_ENTRIES:_
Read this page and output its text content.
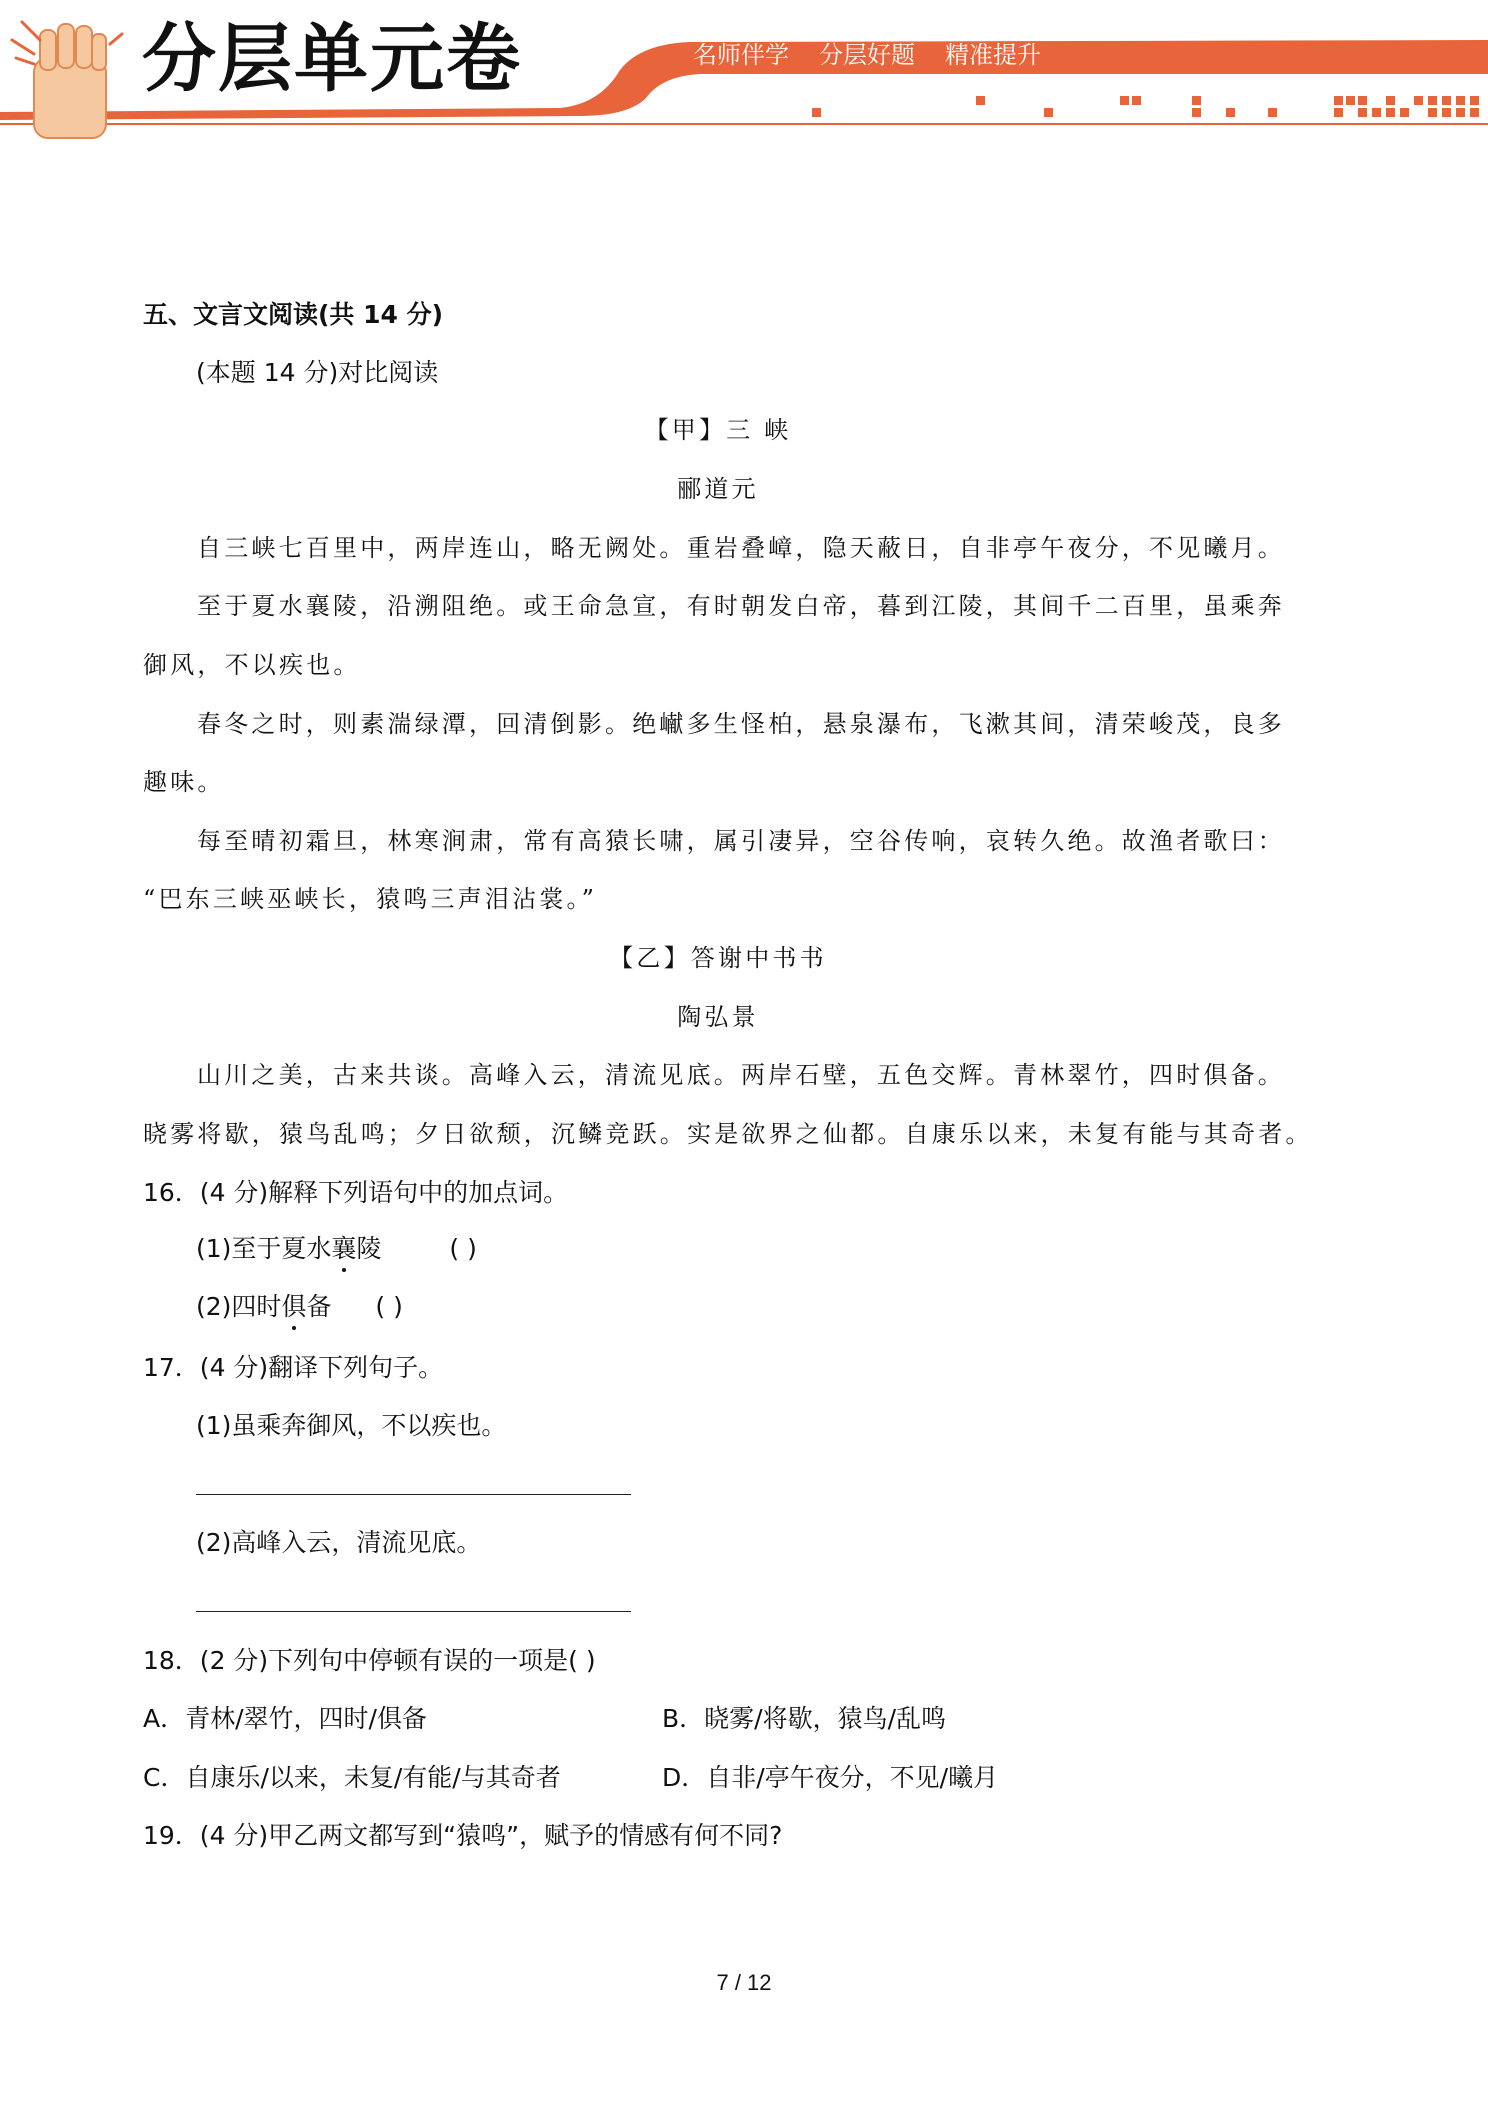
分层单元卷	名师伴学 分层好题 精准提升
五、文言文阅读(共 14 分)
(本题 14 分)对比阅读
【甲】三 峡
郦道元
自三峡七百里中，两岸连山，略无阙处。重岩叠嶂，隐天蔽日，自非亭午夜分，不见曦月。
至于夏水襄陵，沿溯阻绝。或王命急宣，有时朝发白帝，暮到江陵，其间千二百里，虽乘奔
御风，不以疾也。
春冬之时，则素湍绿潭，回清倒影。绝𪩘多生怪柏，悬泉瀑布，飞漱其间，清荣峻茂，良多
趣味。
每至晴初霜旦，林寒涧肃，常有高猿长啸，属引凄异，空谷传响，哀转久绝。故渔者歌曰：
“巴东三峡巫峡长，猿鸣三声泪沾裳。”
【乙】答谢中书书
陶弘景
山川之美，古来共谈。高峰入云，清流见底。两岸石壁，五色交辉。青林翠竹，四时俱备。
晓雾将歇，猿鸟乱鸣；夕日欲颓，沉鳞竞跃。实是欲界之仙都。自康乐以来，未复有能与其奇者。
16．(4 分)解释下列语句中的加点词。
(1)至于夏水襄陵	( )
(2)四时俱备 ( )
17．(4 分)翻译下列句子。
(1)虽乘奔御风，不以疾也。
(2)高峰入云，清流见底。
18．(2 分)下列句中停顿有误的一项是( )
A．青林/翠竹，四时/俱备	B．晓雾/将歇，猿鸟/乱鸣
C．自康乐/以来，未复/有能/与其奇者	D．自非/亭午夜分，不见/曦月
19．(4 分)甲乙两文都写到“猿鸣”，赋予的情感有何不同?
7 / 12
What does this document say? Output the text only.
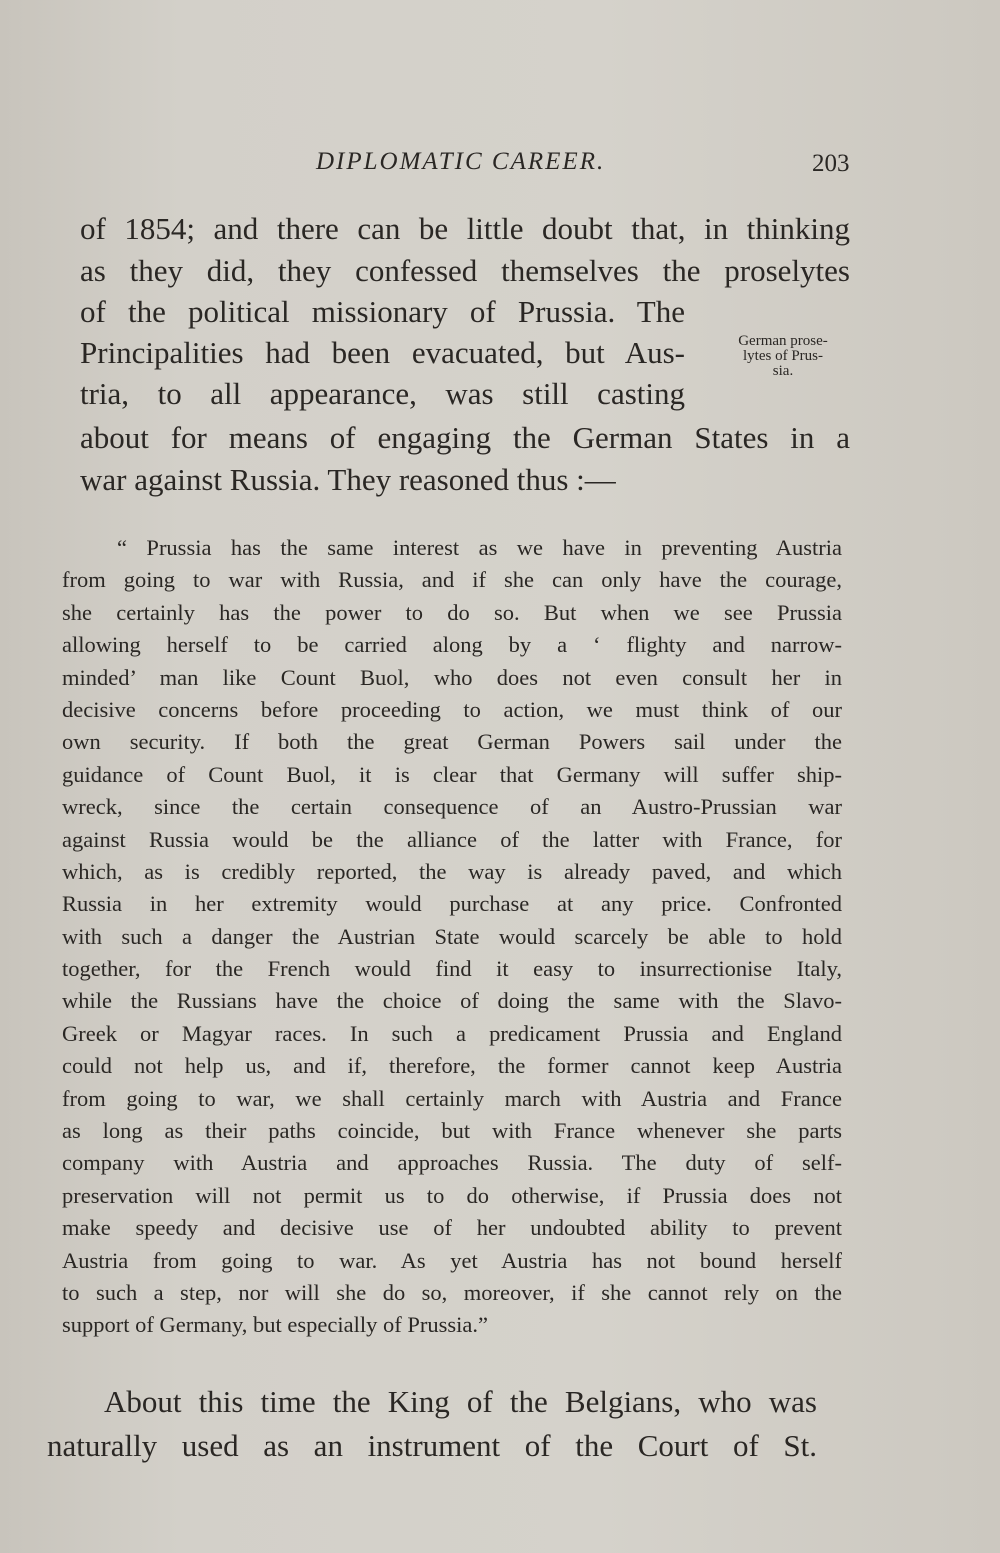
DIPLOMATIC CAREER.	203

of 1854; and there can be little doubt that, in thinking

as they did, they confessed themselves the proselytes

of the political missionary of Prussia. The

Principalities had been evacuated, but Aus-

tria, to all appearance, was still casting

about for means of engaging the German States in a

war against Russia. They reasoned thus :—

German prose-
lytes of Prus-
sia.

“ Prussia has the same interest as we have in preventing Austria

from going to war with Russia, and if she can only have the courage,

she certainly has the power to do so. But when we see Prussia

allowing herself to be carried along by a ‘ flighty and narrow-

minded’ man like Count Buol, who does not even consult her in

decisive concerns before proceeding to action, we must think of our

own security. If both the great German Powers sail under the

guidance of Count Buol, it is clear that Germany will suffer ship-

wreck, since the certain consequence of an Austro-Prussian war

against Russia would be the alliance of the latter with France, for

which, as is credibly reported, the way is already paved, and which

Russia in her extremity would purchase at any price. Confronted

with such a danger the Austrian State would scarcely be able to hold

together, for the French would find it easy to insurrectionise Italy,

while the Russians have the choice of doing the same with the Slavo-

Greek or Magyar races. In such a predicament Prussia and England

could not help us, and if, therefore, the former cannot keep Austria

from going to war, we shall certainly march with Austria and France

as long as their paths coincide, but with France whenever she parts

company with Austria and approaches Russia. The duty of self-

preservation will not permit us to do otherwise, if Prussia does not

make speedy and decisive use of her undoubted ability to prevent

Austria from going to war. As yet Austria has not bound herself

to such a step, nor will she do so, moreover, if she cannot rely on the

support of Germany, but especially of Prussia.”

About this time the King of the Belgians, who was

naturally used as an instrument of the Court of St.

_WRITTEN PROBLEM:_
The records above need to be given again exactly. Omit the pictures.

_TASK ANSWER:_
Read this page and output its text content.
分层单元卷	名师伴学 分层好题 精准提升
五、文言文阅读(共 14 分)
(本题 14 分)对比阅读
【甲】三 峡
郦道元
自三峡七百里中，两岸连山，略无阙处。重岩叠嶂，隐天蔽日，自非亭午夜分，不见曦月。
至于夏水襄陵，沿溯阻绝。或王命急宣，有时朝发白帝，暮到江陵，其间千二百里，虽乘奔
御风，不以疾也。
春冬之时，则素湍绿潭，回清倒影。绝𪩘多生怪柏，悬泉瀑布，飞漱其间，清荣峻茂，良多
趣味。
每至晴初霜旦，林寒涧肃，常有高猿长啸，属引凄异，空谷传响，哀转久绝。故渔者歌曰：
“巴东三峡巫峡长，猿鸣三声泪沾裳。”
【乙】答谢中书书
陶弘景
山川之美，古来共谈。高峰入云，清流见底。两岸石壁，五色交辉。青林翠竹，四时俱备。
晓雾将歇，猿鸟乱鸣；夕日欲颓，沉鳞竞跃。实是欲界之仙都。自康乐以来，未复有能与其奇者。
16．(4 分)解释下列语句中的加点词。
(1)至于夏水襄陵	( )
(2)四时俱备 ( )
17．(4 分)翻译下列句子。
(1)虽乘奔御风，不以疾也。
(2)高峰入云，清流见底。
18．(2 分)下列句中停顿有误的一项是( )
A．青林/翠竹，四时/俱备	B．晓雾/将歇，猿鸟/乱鸣
C．自康乐/以来，未复/有能/与其奇者	D．自非/亭午夜分，不见/曦月
19．(4 分)甲乙两文都写到“猿鸣”，赋予的情感有何不同?
7 / 12
What does this document say? Output the text only.
DIPLOMATIC CAREER.	203

of 1854; and there can be little doubt that, in thinking

as they did, they confessed themselves the proselytes

of the political missionary of Prussia. The

Principalities had been evacuated, but Aus-

tria, to all appearance, was still casting

about for means of engaging the German States in a

war against Russia. They reasoned thus :—

German prose-
lytes of Prus-
sia.

“ Prussia has the same interest as we have in preventing Austria

from going to war with Russia, and if she can only have the courage,

she certainly has the power to do so. But when we see Prussia

allowing herself to be carried along by a ‘ flighty and narrow-

minded’ man like Count Buol, who does not even consult her in

decisive concerns before proceeding to action, we must think of our

own security. If both the great German Powers sail under the

guidance of Count Buol, it is clear that Germany will suffer ship-

wreck, since the certain consequence of an Austro-Prussian war

against Russia would be the alliance of the latter with France, for

which, as is credibly reported, the way is already paved, and which

Russia in her extremity would purchase at any price. Confronted

with such a danger the Austrian State would scarcely be able to hold

together, for the French would find it easy to insurrectionise Italy,

while the Russians have the choice of doing the same with the Slavo-

Greek or Magyar races. In such a predicament Prussia and England

could not help us, and if, therefore, the former cannot keep Austria

from going to war, we shall certainly march with Austria and France

as long as their paths coincide, but with France whenever she parts

company with Austria and approaches Russia. The duty of self-

preservation will not permit us to do otherwise, if Prussia does not

make speedy and decisive use of her undoubted ability to prevent

Austria from going to war. As yet Austria has not bound herself

to such a step, nor will she do so, moreover, if she cannot rely on the

support of Germany, but especially of Prussia.”

About this time the King of the Belgians, who was

naturally used as an instrument of the Court of St.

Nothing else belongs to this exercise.